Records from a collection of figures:

start

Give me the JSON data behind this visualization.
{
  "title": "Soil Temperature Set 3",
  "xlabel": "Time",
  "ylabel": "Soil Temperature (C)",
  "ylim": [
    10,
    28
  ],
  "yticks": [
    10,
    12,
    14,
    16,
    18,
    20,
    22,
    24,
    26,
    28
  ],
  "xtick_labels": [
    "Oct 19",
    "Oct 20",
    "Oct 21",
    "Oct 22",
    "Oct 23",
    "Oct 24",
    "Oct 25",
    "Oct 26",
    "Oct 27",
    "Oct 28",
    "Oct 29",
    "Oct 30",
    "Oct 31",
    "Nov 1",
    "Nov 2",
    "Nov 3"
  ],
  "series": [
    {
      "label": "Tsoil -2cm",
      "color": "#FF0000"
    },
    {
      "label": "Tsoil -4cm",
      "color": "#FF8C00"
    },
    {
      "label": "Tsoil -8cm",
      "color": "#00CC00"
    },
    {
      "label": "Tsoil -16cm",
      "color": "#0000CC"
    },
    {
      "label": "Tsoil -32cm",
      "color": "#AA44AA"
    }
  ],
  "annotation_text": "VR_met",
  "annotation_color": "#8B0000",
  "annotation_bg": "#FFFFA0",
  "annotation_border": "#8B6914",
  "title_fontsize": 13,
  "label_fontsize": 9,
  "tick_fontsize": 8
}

end

Output all preceding records character for character.

Give me the JSON data behind this visualization.
{
  "title": "Soil Temperature Set 3",
  "xlabel": "Time",
  "ylabel": "Soil Temperature (C)",
  "ylim": [
    10,
    28
  ],
  "yticks": [
    10,
    12,
    14,
    16,
    18,
    20,
    22,
    24,
    26,
    28
  ],
  "xtick_labels": [
    "Oct 19",
    "Oct 20",
    "Oct 21",
    "Oct 22",
    "Oct 23",
    "Oct 24",
    "Oct 25",
    "Oct 26",
    "Oct 27",
    "Oct 28",
    "Oct 29",
    "Oct 30",
    "Oct 31",
    "Nov 1",
    "Nov 2",
    "Nov 3"
  ],
  "series": [
    {
      "label": "Tsoil -2cm",
      "color": "#FF0000"
    },
    {
      "label": "Tsoil -4cm",
      "color": "#FF8C00"
    },
    {
      "label": "Tsoil -8cm",
      "color": "#00CC00"
    },
    {
      "label": "Tsoil -16cm",
      "color": "#0000CC"
    },
    {
      "label": "Tsoil -32cm",
      "color": "#AA44AA"
    }
  ],
  "annotation_text": "VR_met",
  "annotation_color": "#8B0000",
  "annotation_bg": "#FFFFA0",
  "annotation_border": "#8B6914",
  "title_fontsize": 13,
  "label_fontsize": 9,
  "tick_fontsize": 8
}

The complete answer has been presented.